▸ **Text excerpt**:
────────────────

ROME - White House press spokesman Sean Spicer declared Saturday night Donald Trump’s first overseas trip as U.S. president had been a success in a tweet posted as the American leader was flying back to Washington “after very productive 9 days.”
Just hours earlier President Trump told American troops stationed in Sicily he had strengthened bonds with allies.
That isn't how Europe leaders and most of the continent’s media see it.
German Chancellor Angela Merkel spelled out publicly her fears that the traditional western alliance is now under threat both from the Trump presidency and Brexit.
Speaking at a rally in Germany, she said: “The times in which we can fully count on others are somewhat over, as I have experienced in the past few days.”
While acknowledging that Germany and Europe should strive to maintain good relations with the U.S. and Britain, Merkel also said, “We need to know we must fight for our own future as Europeans for our destiny.”
European reaction — especially in the key capitals of Berlin and Paris — to the Trump visit is very different from the White House’s characterization; and "success" isn’t a word being used.
European officials say they now are convinced Europe will have to go it alone more — something they expected would be the case after Trump was elected.
For them, Washington is no longer the dependable ally. And that broadly has been the view of Europe’s press. Headlines all week have been providing a counterpoint to the White House version of meetings. Belgium’s Le Soir headlined one front-page story: “Trump shoves his allies.”
And Germany’s financial newspaper Handelsblatt dubbed him “Boor-in-Chief.”
The Europeans had hoped Trump’s visit might mark a reset in transatlantic relations roiled by his election — that the U.S. president would be persuaded to see the world through their eyes more. But from Brussels to Sicily, there were uneasy smiles, awkwardness and no disguising rifts on a range of issues — from trade and immigration to sanctions on Russia and climate change.

────────────────

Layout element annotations
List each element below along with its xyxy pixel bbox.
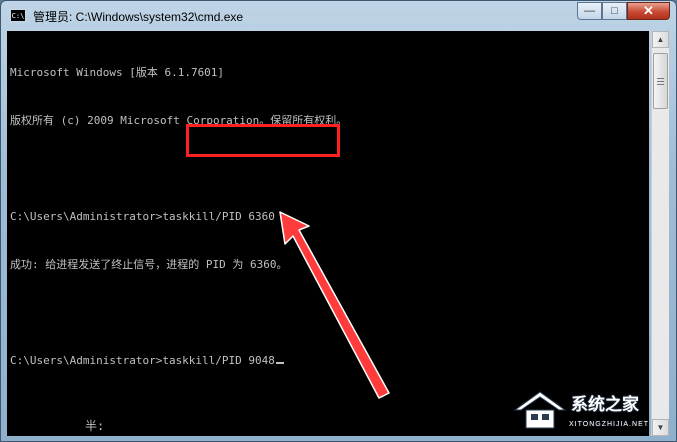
watermark-name: 系统之家 [571, 395, 639, 415]
red-arrow-annotation [279, 211, 390, 399]
watermark: 系统之家 XITONGZHIJIA.NET [505, 384, 677, 442]
house-logo-icon [513, 391, 567, 429]
watermark-url: XITONGZHIJIA.NET [569, 421, 650, 428]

────────────────

▸ **Complete the following**:
1: Revise the report on Trump's first overseas trip from "Just hours earlier" up to and including "presidency and Brexit.", replacing "troops" with "soldiers".
2: Please copy all of the records word for word, but leave the pictures out.

▸ **Final answers**:
1:
Just hours earlier President Trump told American soldiers stationed in Sicily he had strengthened bonds with allies.
That isn't how Europe leaders and most of the continent’s media see it.
German Chancellor Angela Merkel spelled out publicly her fears that the traditional western alliance is now under threat both from the Trump presidency and Brexit.

2:
List each element below along with its xyxy pixel bbox.
watermark-name: 系统之家 [571, 395, 639, 415]
red-arrow-annotation [279, 211, 390, 399]
watermark: 系统之家 XITONGZHIJIA.NET [505, 384, 677, 442]
house-logo-icon [513, 391, 567, 429]
watermark-url: XITONGZHIJIA.NET [569, 421, 650, 428]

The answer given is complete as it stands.